Prompt.
Give every line back verbatim, dropping all images.

Exercise material.
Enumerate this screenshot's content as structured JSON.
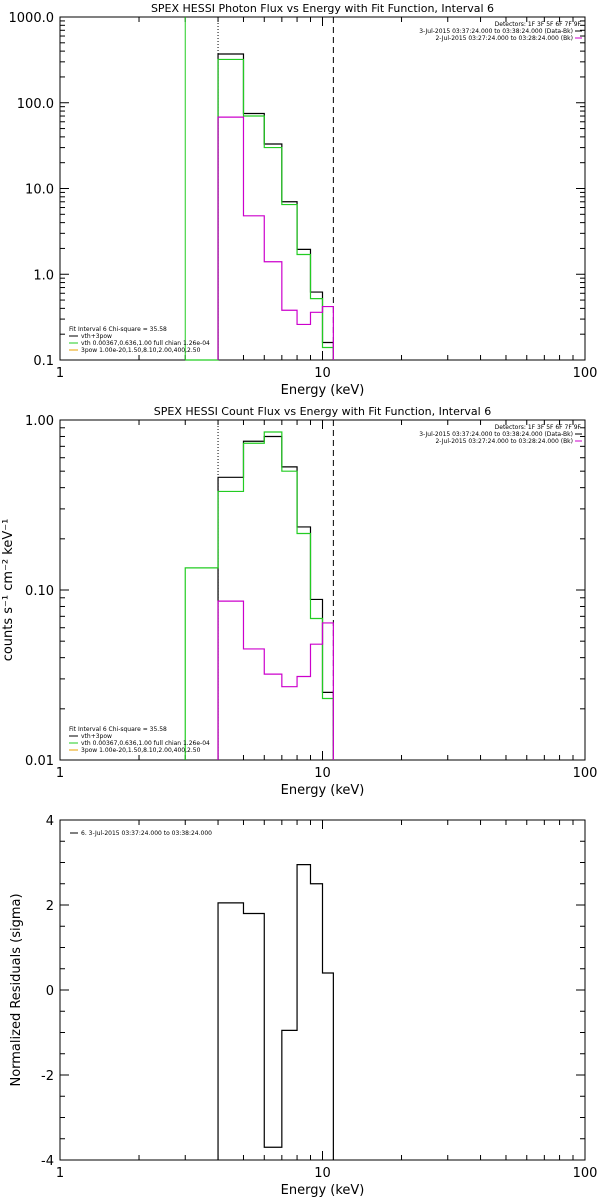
{
  "chart_data": [
    {
      "type": "line",
      "title": "SPEX HESSI Photon Flux vs Energy with Fit Function, Interval 6",
      "xlabel": "Energy (keV)",
      "ylabel": "",
      "xscale": "log",
      "yscale": "log",
      "xlim": [
        1,
        100
      ],
      "ylim": [
        0.1,
        1000
      ],
      "xticks": [
        "1",
        "10",
        "100"
      ],
      "yticks": [
        {
          "v": 0.1,
          "label": "0.1"
        },
        {
          "v": 1,
          "label": "1.0"
        },
        {
          "v": 10,
          "label": "10.0"
        },
        {
          "v": 100,
          "label": "100.0"
        },
        {
          "v": 1000,
          "label": "1000.0"
        }
      ],
      "legend_topright": {
        "header": "Detectors: 1F 3F 5F 6F 7F 9F",
        "items": [
          {
            "text": "3-Jul-2015 03:37:24.000 to 03:38:24.000 (Data-Bk)",
            "color": "#000000"
          },
          {
            "text": "2-Jul-2015 03:27:24.000 to 03:28:24.000 (Bk)",
            "color": "#cc00cc"
          }
        ]
      },
      "legend_bottomleft": {
        "header": "Fit Interval 6   Chi-square = 35.58",
        "items": [
          {
            "text": "vth+3pow",
            "color": "#000000"
          },
          {
            "text": "vth 0.00367,0.636,1.00  full chian 1.26e-04",
            "color": "#22cc22"
          },
          {
            "text": "3pow 1.00e-20,1.50,8.10,2.00,400,2.50",
            "color": "#e8a000"
          }
        ]
      },
      "vlines": [
        {
          "x": 3.0,
          "style": "solid",
          "color": "#22cc22"
        },
        {
          "x": 4.0,
          "style": "dotted",
          "color": "#000000"
        },
        {
          "x": 11.0,
          "style": "dashed",
          "color": "#000000"
        }
      ],
      "series": [
        {
          "color": "#000000",
          "edges": [
            4,
            5,
            6,
            7,
            8,
            9,
            10,
            11
          ],
          "values": [
            370,
            75,
            33,
            7,
            1.95,
            0.62,
            0.16
          ]
        },
        {
          "color": "#22cc22",
          "edges": [
            3,
            4,
            5,
            6,
            7,
            8,
            9,
            10,
            11
          ],
          "values": [
            0.1,
            320,
            70,
            30,
            6.5,
            1.7,
            0.52,
            0.14
          ]
        },
        {
          "color": "#cc00cc",
          "edges": [
            4,
            5,
            6,
            7,
            8,
            9,
            10,
            11
          ],
          "values": [
            68,
            4.8,
            1.4,
            0.38,
            0.26,
            0.36,
            0.42
          ]
        }
      ]
    },
    {
      "type": "line",
      "title": "SPEX HESSI Count Flux vs Energy with Fit Function, Interval 6",
      "xlabel": "Energy (keV)",
      "ylabel": "counts s⁻¹ cm⁻² keV⁻¹",
      "xscale": "log",
      "yscale": "log",
      "xlim": [
        1,
        100
      ],
      "ylim": [
        0.01,
        1
      ],
      "xticks": [
        "1",
        "10",
        "100"
      ],
      "yticks": [
        {
          "v": 0.01,
          "label": "0.01"
        },
        {
          "v": 0.1,
          "label": "0.10"
        },
        {
          "v": 1,
          "label": "1.00"
        }
      ],
      "legend_topright": {
        "header": "Detectors: 1F 3F 5F 6F 7F 9F",
        "items": [
          {
            "text": "3-Jul-2015 03:37:24.000 to 03:38:24.000 (Data-Bk)",
            "color": "#000000"
          },
          {
            "text": "2-Jul-2015 03:27:24.000 to 03:28:24.000 (Bk)",
            "color": "#cc00cc"
          }
        ]
      },
      "legend_bottomleft": {
        "header": "Fit Interval 6   Chi-square = 35.58",
        "items": [
          {
            "text": "vth+3pow",
            "color": "#000000"
          },
          {
            "text": "vth 0.00367,0.636,1.00  full chian 1.26e-04",
            "color": "#22cc22"
          },
          {
            "text": "3pow 1.00e-20,1.50,8.10,2.00,400,2.50",
            "color": "#e8a000"
          }
        ]
      },
      "vlines": [
        {
          "x": 4.0,
          "style": "dotted",
          "color": "#000000"
        },
        {
          "x": 11.0,
          "style": "dashed",
          "color": "#000000"
        }
      ],
      "series": [
        {
          "color": "#000000",
          "edges": [
            4,
            5,
            6,
            7,
            8,
            9,
            10,
            11
          ],
          "values": [
            0.46,
            0.75,
            0.8,
            0.53,
            0.235,
            0.088,
            0.025
          ]
        },
        {
          "color": "#22cc22",
          "edges": [
            3,
            4,
            5,
            6,
            7,
            8,
            9,
            10,
            11
          ],
          "values": [
            0.135,
            0.38,
            0.73,
            0.85,
            0.5,
            0.215,
            0.068,
            0.023
          ]
        },
        {
          "color": "#cc00cc",
          "edges": [
            4,
            5,
            6,
            7,
            8,
            9,
            10,
            11
          ],
          "values": [
            0.086,
            0.045,
            0.032,
            0.027,
            0.031,
            0.048,
            0.064
          ]
        }
      ]
    },
    {
      "type": "line",
      "title": "",
      "xlabel": "Energy (keV)",
      "ylabel": "Normalized Residuals (sigma)",
      "xscale": "log",
      "yscale": "linear",
      "xlim": [
        1,
        100
      ],
      "ylim": [
        -4,
        4
      ],
      "xticks": [
        "1",
        "10",
        "100"
      ],
      "yticks": [
        {
          "v": -4,
          "label": "-4"
        },
        {
          "v": -2,
          "label": "-2"
        },
        {
          "v": 0,
          "label": "0"
        },
        {
          "v": 2,
          "label": "2"
        },
        {
          "v": 4,
          "label": "4"
        }
      ],
      "legend_topleft": {
        "items": [
          {
            "text": "6.  3-Jul-2015 03:37:24.000 to 03:38:24.000",
            "color": "#000000"
          }
        ]
      },
      "series": [
        {
          "color": "#000000",
          "edges": [
            4,
            5,
            6,
            7,
            8,
            9,
            10,
            11
          ],
          "values": [
            2.05,
            1.8,
            -3.7,
            -0.95,
            2.95,
            2.5,
            0.4
          ]
        }
      ]
    }
  ]
}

Correct response.
Enumerate this screenshot's content as structured JSON.
{
  "chart_data": [
    {
      "type": "line",
      "title": "SPEX HESSI Photon Flux vs Energy with Fit Function, Interval 6",
      "xlabel": "Energy (keV)",
      "ylabel": "",
      "xscale": "log",
      "yscale": "log",
      "xlim": [
        1,
        100
      ],
      "ylim": [
        0.1,
        1000
      ],
      "xticks": [
        "1",
        "10",
        "100"
      ],
      "yticks": [
        {
          "v": 0.1,
          "label": "0.1"
        },
        {
          "v": 1,
          "label": "1.0"
        },
        {
          "v": 10,
          "label": "10.0"
        },
        {
          "v": 100,
          "label": "100.0"
        },
        {
          "v": 1000,
          "label": "1000.0"
        }
      ],
      "legend_topright": {
        "header": "Detectors: 1F 3F 5F 6F 7F 9F",
        "items": [
          {
            "text": "3-Jul-2015 03:37:24.000 to 03:38:24.000 (Data-Bk)",
            "color": "#000000"
          },
          {
            "text": "2-Jul-2015 03:27:24.000 to 03:28:24.000 (Bk)",
            "color": "#cc00cc"
          }
        ]
      },
      "legend_bottomleft": {
        "header": "Fit Interval 6   Chi-square = 35.58",
        "items": [
          {
            "text": "vth+3pow",
            "color": "#000000"
          },
          {
            "text": "vth 0.00367,0.636,1.00  full chian 1.26e-04",
            "color": "#22cc22"
          },
          {
            "text": "3pow 1.00e-20,1.50,8.10,2.00,400,2.50",
            "color": "#e8a000"
          }
        ]
      },
      "vlines": [
        {
          "x": 3.0,
          "style": "solid",
          "color": "#22cc22"
        },
        {
          "x": 4.0,
          "style": "dotted",
          "color": "#000000"
        },
        {
          "x": 11.0,
          "style": "dashed",
          "color": "#000000"
        }
      ],
      "series": [
        {
          "color": "#000000",
          "edges": [
            4,
            5,
            6,
            7,
            8,
            9,
            10,
            11
          ],
          "values": [
            370,
            75,
            33,
            7,
            1.95,
            0.62,
            0.16
          ]
        },
        {
          "color": "#22cc22",
          "edges": [
            3,
            4,
            5,
            6,
            7,
            8,
            9,
            10,
            11
          ],
          "values": [
            0.1,
            320,
            70,
            30,
            6.5,
            1.7,
            0.52,
            0.14
          ]
        },
        {
          "color": "#cc00cc",
          "edges": [
            4,
            5,
            6,
            7,
            8,
            9,
            10,
            11
          ],
          "values": [
            68,
            4.8,
            1.4,
            0.38,
            0.26,
            0.36,
            0.42
          ]
        }
      ]
    },
    {
      "type": "line",
      "title": "SPEX HESSI Count Flux vs Energy with Fit Function, Interval 6",
      "xlabel": "Energy (keV)",
      "ylabel": "counts s⁻¹ cm⁻² keV⁻¹",
      "xscale": "log",
      "yscale": "log",
      "xlim": [
        1,
        100
      ],
      "ylim": [
        0.01,
        1
      ],
      "xticks": [
        "1",
        "10",
        "100"
      ],
      "yticks": [
        {
          "v": 0.01,
          "label": "0.01"
        },
        {
          "v": 0.1,
          "label": "0.10"
        },
        {
          "v": 1,
          "label": "1.00"
        }
      ],
      "legend_topright": {
        "header": "Detectors: 1F 3F 5F 6F 7F 9F",
        "items": [
          {
            "text": "3-Jul-2015 03:37:24.000 to 03:38:24.000 (Data-Bk)",
            "color": "#000000"
          },
          {
            "text": "2-Jul-2015 03:27:24.000 to 03:28:24.000 (Bk)",
            "color": "#cc00cc"
          }
        ]
      },
      "legend_bottomleft": {
        "header": "Fit Interval 6   Chi-square = 35.58",
        "items": [
          {
            "text": "vth+3pow",
            "color": "#000000"
          },
          {
            "text": "vth 0.00367,0.636,1.00  full chian 1.26e-04",
            "color": "#22cc22"
          },
          {
            "text": "3pow 1.00e-20,1.50,8.10,2.00,400,2.50",
            "color": "#e8a000"
          }
        ]
      },
      "vlines": [
        {
          "x": 4.0,
          "style": "dotted",
          "color": "#000000"
        },
        {
          "x": 11.0,
          "style": "dashed",
          "color": "#000000"
        }
      ],
      "series": [
        {
          "color": "#000000",
          "edges": [
            4,
            5,
            6,
            7,
            8,
            9,
            10,
            11
          ],
          "values": [
            0.46,
            0.75,
            0.8,
            0.53,
            0.235,
            0.088,
            0.025
          ]
        },
        {
          "color": "#22cc22",
          "edges": [
            3,
            4,
            5,
            6,
            7,
            8,
            9,
            10,
            11
          ],
          "values": [
            0.135,
            0.38,
            0.73,
            0.85,
            0.5,
            0.215,
            0.068,
            0.023
          ]
        },
        {
          "color": "#cc00cc",
          "edges": [
            4,
            5,
            6,
            7,
            8,
            9,
            10,
            11
          ],
          "values": [
            0.086,
            0.045,
            0.032,
            0.027,
            0.031,
            0.048,
            0.064
          ]
        }
      ]
    },
    {
      "type": "line",
      "title": "",
      "xlabel": "Energy (keV)",
      "ylabel": "Normalized Residuals (sigma)",
      "xscale": "log",
      "yscale": "linear",
      "xlim": [
        1,
        100
      ],
      "ylim": [
        -4,
        4
      ],
      "xticks": [
        "1",
        "10",
        "100"
      ],
      "yticks": [
        {
          "v": -4,
          "label": "-4"
        },
        {
          "v": -2,
          "label": "-2"
        },
        {
          "v": 0,
          "label": "0"
        },
        {
          "v": 2,
          "label": "2"
        },
        {
          "v": 4,
          "label": "4"
        }
      ],
      "legend_topleft": {
        "items": [
          {
            "text": "6.  3-Jul-2015 03:37:24.000 to 03:38:24.000",
            "color": "#000000"
          }
        ]
      },
      "series": [
        {
          "color": "#000000",
          "edges": [
            4,
            5,
            6,
            7,
            8,
            9,
            10,
            11
          ],
          "values": [
            2.05,
            1.8,
            -3.7,
            -0.95,
            2.95,
            2.5,
            0.4
          ]
        }
      ]
    }
  ]
}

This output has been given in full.